→ SHORT PROBLEM:
Set out every line bearing the string "this".

Start of DATA PROVIDED

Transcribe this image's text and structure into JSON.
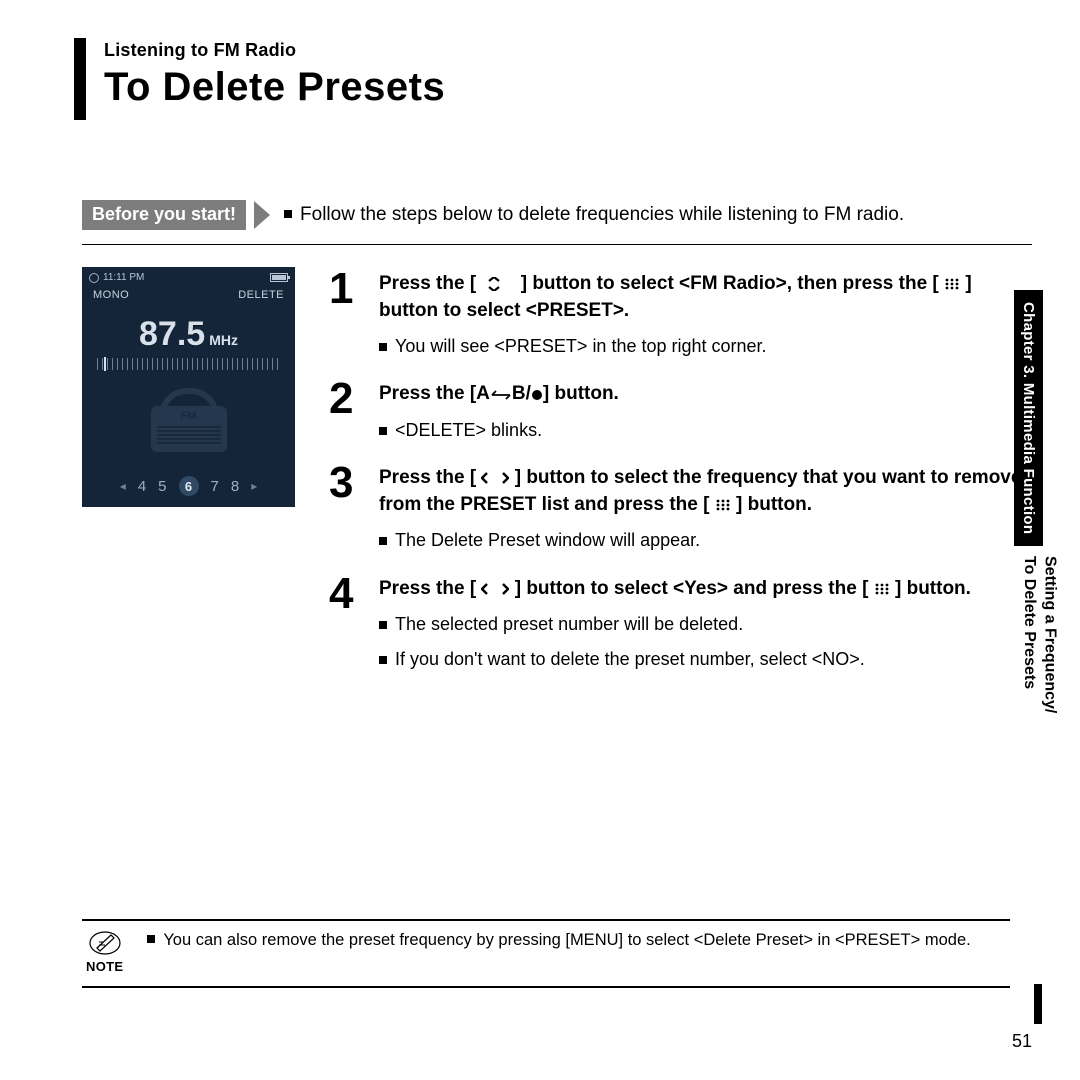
{
  "header": {
    "breadcrumb": "Listening to FM Radio",
    "title": "To Delete Presets"
  },
  "before": {
    "tag": "Before you start!",
    "text": "Follow the steps below to delete frequencies while listening to FM radio."
  },
  "device": {
    "time": "11:11 PM",
    "mode_left": "MONO",
    "mode_right": "DELETE",
    "frequency": "87.5",
    "freq_unit": "MHz",
    "fm_label": "FM",
    "presets": {
      "p1": "4",
      "p2": "5",
      "sel": "6",
      "p4": "7",
      "p5": "8"
    }
  },
  "steps": {
    "s1": {
      "num": "1",
      "head_a": "Press the [ ",
      "head_b": " ] button to select <FM Radio>, then press the [ ",
      "head_c": " ] button to select <PRESET>.",
      "sub1": "You will see <PRESET> in the top right corner."
    },
    "s2": {
      "num": "2",
      "head_a": "Press the [A",
      "head_b": "B/",
      "head_c": "] button.",
      "sub1": "<DELETE> blinks."
    },
    "s3": {
      "num": "3",
      "head_a": "Press the  [ ",
      "head_b": " ] button to select the frequency that you want to remove from the PRESET list and press the [ ",
      "head_c": " ] button.",
      "sub1": "The Delete Preset window will appear."
    },
    "s4": {
      "num": "4",
      "head_a": "Press the  [ ",
      "head_b": " ] button to select <Yes> and press the [ ",
      "head_c": " ] button.",
      "sub1": "The selected preset number will be deleted.",
      "sub2": "If you don't want to delete the preset number, select <NO>."
    }
  },
  "side": {
    "dark": "Chapter 3. Multimedia Function",
    "light1": "Setting a Frequency/",
    "light2": "To Delete Presets"
  },
  "note": {
    "label": "NOTE",
    "text": "You can also remove the preset frequency by pressing [MENU] to select <Delete Preset> in <PRESET> mode."
  },
  "page_number": "51"
}
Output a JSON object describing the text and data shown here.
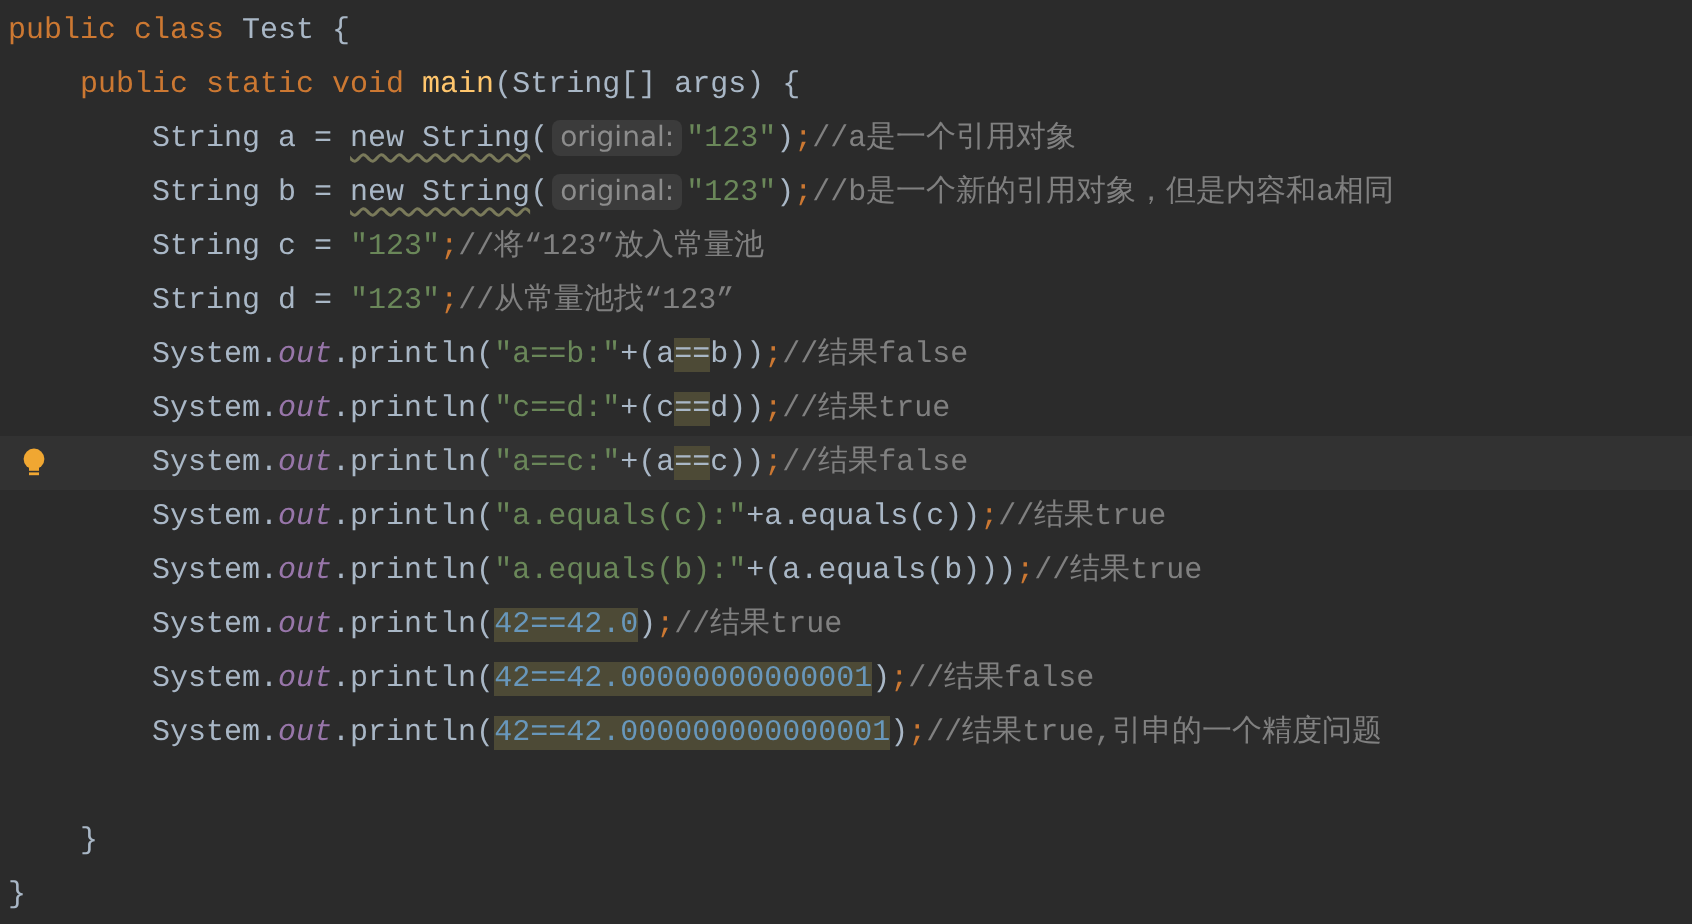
{
  "editor": {
    "lines": [
      {
        "current": false,
        "tokens": [
          {
            "kind": "keyword",
            "text": "public class "
          },
          {
            "kind": "plain",
            "text": "Test {"
          }
        ]
      },
      {
        "current": false,
        "tokens": [
          {
            "kind": "keyword",
            "text": "    public static void "
          },
          {
            "kind": "method",
            "text": "main"
          },
          {
            "kind": "plain",
            "text": "(String[] args) {"
          }
        ]
      },
      {
        "current": false,
        "tokens": [
          {
            "kind": "plain",
            "text": "        String a = "
          },
          {
            "kind": "warning",
            "text": "new String"
          },
          {
            "kind": "plain",
            "text": "("
          },
          {
            "kind": "hint",
            "text": "original:"
          },
          {
            "kind": "string",
            "text": "\"123\""
          },
          {
            "kind": "plain",
            "text": ")"
          },
          {
            "kind": "keyword",
            "text": ";"
          },
          {
            "kind": "comment",
            "text": "//a是一个引用对象"
          }
        ]
      },
      {
        "current": false,
        "tokens": [
          {
            "kind": "plain",
            "text": "        String b = "
          },
          {
            "kind": "warning",
            "text": "new String"
          },
          {
            "kind": "plain",
            "text": "("
          },
          {
            "kind": "hint",
            "text": "original:"
          },
          {
            "kind": "string",
            "text": "\"123\""
          },
          {
            "kind": "plain",
            "text": ")"
          },
          {
            "kind": "keyword",
            "text": ";"
          },
          {
            "kind": "comment",
            "text": "//b是一个新的引用对象，但是内容和a相同"
          }
        ]
      },
      {
        "current": false,
        "tokens": [
          {
            "kind": "plain",
            "text": "        String c = "
          },
          {
            "kind": "string",
            "text": "\"123\""
          },
          {
            "kind": "keyword",
            "text": ";"
          },
          {
            "kind": "comment",
            "text": "//将“123”放入常量池"
          }
        ]
      },
      {
        "current": false,
        "tokens": [
          {
            "kind": "plain",
            "text": "        String d = "
          },
          {
            "kind": "string",
            "text": "\"123\""
          },
          {
            "kind": "keyword",
            "text": ";"
          },
          {
            "kind": "comment",
            "text": "//从常量池找“123”"
          }
        ]
      },
      {
        "current": false,
        "tokens": [
          {
            "kind": "plain",
            "text": "        System."
          },
          {
            "kind": "field",
            "text": "out"
          },
          {
            "kind": "plain",
            "text": ".println("
          },
          {
            "kind": "string",
            "text": "\"a==b:\""
          },
          {
            "kind": "plain",
            "text": "+(a"
          },
          {
            "kind": "match",
            "text": "=="
          },
          {
            "kind": "plain",
            "text": "b))"
          },
          {
            "kind": "keyword",
            "text": ";"
          },
          {
            "kind": "comment",
            "text": "//结果false"
          }
        ]
      },
      {
        "current": false,
        "tokens": [
          {
            "kind": "plain",
            "text": "        System."
          },
          {
            "kind": "field",
            "text": "out"
          },
          {
            "kind": "plain",
            "text": ".println("
          },
          {
            "kind": "string",
            "text": "\"c==d:\""
          },
          {
            "kind": "plain",
            "text": "+(c"
          },
          {
            "kind": "match",
            "text": "=="
          },
          {
            "kind": "plain",
            "text": "d))"
          },
          {
            "kind": "keyword",
            "text": ";"
          },
          {
            "kind": "comment",
            "text": "//结果true"
          }
        ]
      },
      {
        "current": true,
        "tokens": [
          {
            "kind": "plain",
            "text": "        System."
          },
          {
            "kind": "field",
            "text": "out"
          },
          {
            "kind": "plain",
            "text": ".println("
          },
          {
            "kind": "string",
            "text": "\"a==c:\""
          },
          {
            "kind": "plain",
            "text": "+(a"
          },
          {
            "kind": "match",
            "text": "=="
          },
          {
            "kind": "plain",
            "text": "c))"
          },
          {
            "kind": "keyword",
            "text": ";"
          },
          {
            "kind": "comment",
            "text": "//结果false"
          }
        ]
      },
      {
        "current": false,
        "tokens": [
          {
            "kind": "plain",
            "text": "        System."
          },
          {
            "kind": "field",
            "text": "out"
          },
          {
            "kind": "plain",
            "text": ".println("
          },
          {
            "kind": "string",
            "text": "\"a.equals(c):\""
          },
          {
            "kind": "plain",
            "text": "+a.equals(c))"
          },
          {
            "kind": "keyword",
            "text": ";"
          },
          {
            "kind": "comment",
            "text": "//结果true"
          }
        ]
      },
      {
        "current": false,
        "tokens": [
          {
            "kind": "plain",
            "text": "        System."
          },
          {
            "kind": "field",
            "text": "out"
          },
          {
            "kind": "plain",
            "text": ".println("
          },
          {
            "kind": "string",
            "text": "\"a.equals(b):\""
          },
          {
            "kind": "plain",
            "text": "+(a.equals(b)))"
          },
          {
            "kind": "keyword",
            "text": ";"
          },
          {
            "kind": "comment",
            "text": "//结果true"
          }
        ]
      },
      {
        "current": false,
        "tokens": [
          {
            "kind": "plain",
            "text": "        System."
          },
          {
            "kind": "field",
            "text": "out"
          },
          {
            "kind": "plain",
            "text": ".println("
          },
          {
            "kind": "number-match",
            "text": "42==42.0"
          },
          {
            "kind": "plain",
            "text": ")"
          },
          {
            "kind": "keyword",
            "text": ";"
          },
          {
            "kind": "comment",
            "text": "//结果true"
          }
        ]
      },
      {
        "current": false,
        "tokens": [
          {
            "kind": "plain",
            "text": "        System."
          },
          {
            "kind": "field",
            "text": "out"
          },
          {
            "kind": "plain",
            "text": ".println("
          },
          {
            "kind": "number-match",
            "text": "42==42.00000000000001"
          },
          {
            "kind": "plain",
            "text": ")"
          },
          {
            "kind": "keyword",
            "text": ";"
          },
          {
            "kind": "comment",
            "text": "//结果false"
          }
        ]
      },
      {
        "current": false,
        "tokens": [
          {
            "kind": "plain",
            "text": "        System."
          },
          {
            "kind": "field",
            "text": "out"
          },
          {
            "kind": "plain",
            "text": ".println("
          },
          {
            "kind": "number-match",
            "text": "42==42.000000000000001"
          },
          {
            "kind": "plain",
            "text": ")"
          },
          {
            "kind": "keyword",
            "text": ";"
          },
          {
            "kind": "comment",
            "text": "//结果true,引申的一个精度问题"
          }
        ]
      },
      {
        "current": false
      },
      {
        "current": false,
        "tokens": [
          {
            "kind": "plain",
            "text": "    }"
          }
        ]
      },
      {
        "current": false,
        "tokens": [
          {
            "kind": "plain",
            "text": "}"
          }
        ]
      }
    ]
  }
}
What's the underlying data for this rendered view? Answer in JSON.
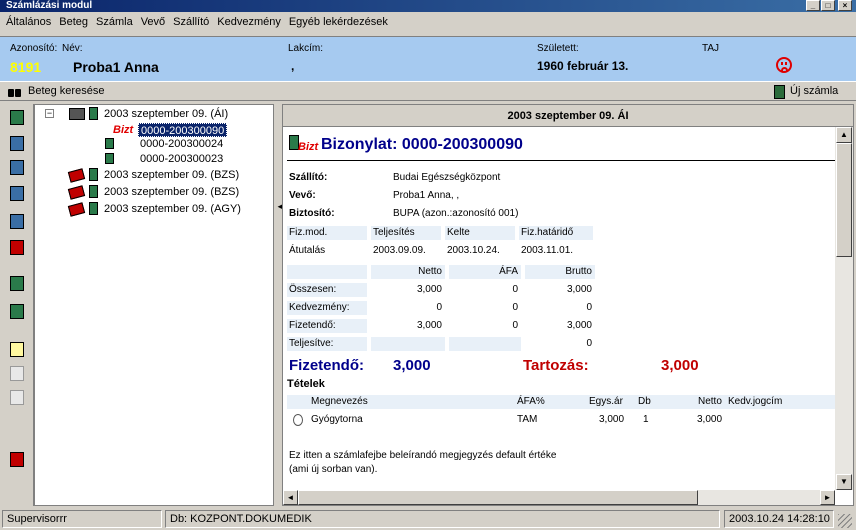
{
  "window": {
    "title": "Számlázási modul",
    "min": "_",
    "max": "□",
    "close": "×"
  },
  "menu": [
    "Általános",
    "Beteg",
    "Számla",
    "Vevő",
    "Szállító",
    "Kedvezmény",
    "Egyéb lekérdezések"
  ],
  "patient": {
    "id_label": "Azonosító:",
    "id_value": "8191",
    "name_label": "Név:",
    "name_value": "Proba1 Anna",
    "addr_label": "Lakcím:",
    "addr_value": ",",
    "born_label": "Született:",
    "born_value": "1960 február 13.",
    "taj_label": "TAJ"
  },
  "toolbar": {
    "search_label": "Beteg keresése",
    "new_invoice_label": "Új számla"
  },
  "tree": {
    "nodes": [
      {
        "label": "2003 szeptember 09. (ÁI)"
      },
      {
        "label": "0000-200300090",
        "badge": "Bizt"
      },
      {
        "label": "0000-200300024"
      },
      {
        "label": "0000-200300023"
      },
      {
        "label": "2003 szeptember 09. (BZS)"
      },
      {
        "label": "2003 szeptember 09. (BZS)"
      },
      {
        "label": "2003 szeptember 09. (AGY)"
      }
    ],
    "expander": "−"
  },
  "detail": {
    "header": "2003 szeptember 09.  ÁI",
    "badge": "Bizt",
    "doc_title": "Bizonylat: 0000-200300090",
    "supplier_label": "Szállító:",
    "supplier": "Budai Egészségközpont",
    "buyer_label": "Vevő:",
    "buyer": "Proba1 Anna,  ,",
    "insurer_label": "Biztosító:",
    "insurer": "BUPA (azon.:azonosító 001)",
    "pay_headers": [
      "Fiz.mod.",
      "Teljesítés",
      "Kelte",
      "Fiz.határidő"
    ],
    "pay_values": [
      "Átutalás",
      "2003.09.09.",
      "2003.10.24.",
      "2003.11.01."
    ],
    "sum_headers": [
      "Netto",
      "ÁFA",
      "Brutto"
    ],
    "sum_rows": [
      {
        "label": "Összesen:",
        "values": [
          "3,000",
          "0",
          "3,000"
        ]
      },
      {
        "label": "Kedvezmény:",
        "values": [
          "0",
          "0",
          "0"
        ]
      },
      {
        "label": "Fizetendő:",
        "values": [
          "3,000",
          "0",
          "3,000"
        ]
      },
      {
        "label": "Teljesítve:",
        "values": [
          "",
          "",
          "0"
        ]
      }
    ],
    "payable_label": "Fizetendő:",
    "payable_value": "3,000",
    "debt_label": "Tartozás:",
    "debt_value": "3,000",
    "items_label": "Tételek",
    "items_headers": [
      "Megnevezés",
      "ÁFA%",
      "Egys.ár",
      "Db",
      "Netto",
      "Kedv.jogcím"
    ],
    "items": [
      {
        "name": "Gyógytorna",
        "vat": "TAM",
        "unit": "3,000",
        "qty": "1",
        "net": "3,000",
        "discount": ""
      }
    ],
    "note": "Ez itten a számlafejbe beleírandó megjegyzés default értéke (ami új sorban van)."
  },
  "status": {
    "user": "Supervisorrr",
    "db": "Db: KOZPONT.DOKUMEDIK",
    "datetime": "2003.10.24 14:28:10"
  },
  "colors": {
    "patient_band": "#a6caf0",
    "id_yellow": "#ffff00",
    "doc_blue": "#00008b",
    "debt_red": "#c00000"
  }
}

End of DATA PROVIDED

→ RESPONSE BELOW:
Transcribe this image's text and structure into JSON.
What's the underlying data for this rendered view? Answer in JSON.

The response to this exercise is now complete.